▶ **Entries supplied**:
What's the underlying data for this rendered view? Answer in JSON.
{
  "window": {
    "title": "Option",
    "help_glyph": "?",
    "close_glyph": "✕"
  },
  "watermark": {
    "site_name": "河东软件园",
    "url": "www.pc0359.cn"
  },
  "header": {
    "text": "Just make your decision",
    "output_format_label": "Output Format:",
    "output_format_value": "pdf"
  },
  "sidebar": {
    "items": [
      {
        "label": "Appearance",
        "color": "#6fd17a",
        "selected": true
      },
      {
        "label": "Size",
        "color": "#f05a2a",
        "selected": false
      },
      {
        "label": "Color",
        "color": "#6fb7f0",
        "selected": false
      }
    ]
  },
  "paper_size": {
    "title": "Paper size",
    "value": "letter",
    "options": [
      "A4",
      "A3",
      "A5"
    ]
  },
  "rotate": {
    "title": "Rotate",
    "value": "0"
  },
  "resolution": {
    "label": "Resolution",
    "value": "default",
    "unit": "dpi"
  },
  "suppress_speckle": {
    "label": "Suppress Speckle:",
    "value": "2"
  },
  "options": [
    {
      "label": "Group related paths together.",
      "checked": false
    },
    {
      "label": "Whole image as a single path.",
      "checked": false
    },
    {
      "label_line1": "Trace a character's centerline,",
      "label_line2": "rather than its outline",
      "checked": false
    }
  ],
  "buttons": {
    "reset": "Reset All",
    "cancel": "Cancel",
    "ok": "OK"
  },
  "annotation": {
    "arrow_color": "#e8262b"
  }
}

▶ **Problem details**: Above are some records. Print them all exactly.

▶ **Response to the task**:
What's the underlying data for this rendered view? Answer in JSON.
{
  "window": {
    "title": "Option",
    "help_glyph": "?",
    "close_glyph": "✕"
  },
  "watermark": {
    "site_name": "河东软件园",
    "url": "www.pc0359.cn"
  },
  "header": {
    "text": "Just make your decision",
    "output_format_label": "Output Format:",
    "output_format_value": "pdf"
  },
  "sidebar": {
    "items": [
      {
        "label": "Appearance",
        "color": "#6fd17a",
        "selected": true
      },
      {
        "label": "Size",
        "color": "#f05a2a",
        "selected": false
      },
      {
        "label": "Color",
        "color": "#6fb7f0",
        "selected": false
      }
    ]
  },
  "paper_size": {
    "title": "Paper size",
    "value": "letter",
    "options": [
      "A4",
      "A3",
      "A5"
    ]
  },
  "rotate": {
    "title": "Rotate",
    "value": "0"
  },
  "resolution": {
    "label": "Resolution",
    "value": "default",
    "unit": "dpi"
  },
  "suppress_speckle": {
    "label": "Suppress Speckle:",
    "value": "2"
  },
  "options": [
    {
      "label": "Group related paths together.",
      "checked": false
    },
    {
      "label": "Whole image as a single path.",
      "checked": false
    },
    {
      "label_line1": "Trace a character's centerline,",
      "label_line2": "rather than its outline",
      "checked": false
    }
  ],
  "buttons": {
    "reset": "Reset All",
    "cancel": "Cancel",
    "ok": "OK"
  },
  "annotation": {
    "arrow_color": "#e8262b"
  }
}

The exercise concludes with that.